AIM
Write out the full listing again, exactly as it stands.

EXCERPTED DATA
----

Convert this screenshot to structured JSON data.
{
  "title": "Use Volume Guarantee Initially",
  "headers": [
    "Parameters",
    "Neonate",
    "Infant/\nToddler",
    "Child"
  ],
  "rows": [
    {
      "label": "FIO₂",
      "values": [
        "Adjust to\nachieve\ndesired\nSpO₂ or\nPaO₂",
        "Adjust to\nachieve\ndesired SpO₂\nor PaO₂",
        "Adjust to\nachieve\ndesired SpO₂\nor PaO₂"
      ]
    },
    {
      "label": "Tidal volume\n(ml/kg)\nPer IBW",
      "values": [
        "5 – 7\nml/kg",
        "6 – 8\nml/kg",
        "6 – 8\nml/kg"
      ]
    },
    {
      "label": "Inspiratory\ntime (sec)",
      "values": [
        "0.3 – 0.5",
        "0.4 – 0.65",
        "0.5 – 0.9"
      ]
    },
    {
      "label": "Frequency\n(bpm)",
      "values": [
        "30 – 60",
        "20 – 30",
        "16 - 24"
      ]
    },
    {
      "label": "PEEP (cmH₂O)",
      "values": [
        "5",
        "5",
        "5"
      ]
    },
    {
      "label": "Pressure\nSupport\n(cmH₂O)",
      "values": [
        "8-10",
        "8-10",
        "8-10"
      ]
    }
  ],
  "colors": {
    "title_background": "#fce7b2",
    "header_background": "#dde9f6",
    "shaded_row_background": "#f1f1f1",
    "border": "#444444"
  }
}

----

FINAL RESULT
Convert this screenshot to structured JSON data.
{
  "title": "Use Volume Guarantee Initially",
  "headers": [
    "Parameters",
    "Neonate",
    "Infant/\nToddler",
    "Child"
  ],
  "rows": [
    {
      "label": "FIO₂",
      "values": [
        "Adjust to\nachieve\ndesired\nSpO₂ or\nPaO₂",
        "Adjust to\nachieve\ndesired SpO₂\nor PaO₂",
        "Adjust to\nachieve\ndesired SpO₂\nor PaO₂"
      ]
    },
    {
      "label": "Tidal volume\n(ml/kg)\nPer IBW",
      "values": [
        "5 – 7\nml/kg",
        "6 – 8\nml/kg",
        "6 – 8\nml/kg"
      ]
    },
    {
      "label": "Inspiratory\ntime (sec)",
      "values": [
        "0.3 – 0.5",
        "0.4 – 0.65",
        "0.5 – 0.9"
      ]
    },
    {
      "label": "Frequency\n(bpm)",
      "values": [
        "30 – 60",
        "20 – 30",
        "16 - 24"
      ]
    },
    {
      "label": "PEEP (cmH₂O)",
      "values": [
        "5",
        "5",
        "5"
      ]
    },
    {
      "label": "Pressure\nSupport\n(cmH₂O)",
      "values": [
        "8-10",
        "8-10",
        "8-10"
      ]
    }
  ],
  "colors": {
    "title_background": "#fce7b2",
    "header_background": "#dde9f6",
    "shaded_row_background": "#f1f1f1",
    "border": "#444444"
  }
}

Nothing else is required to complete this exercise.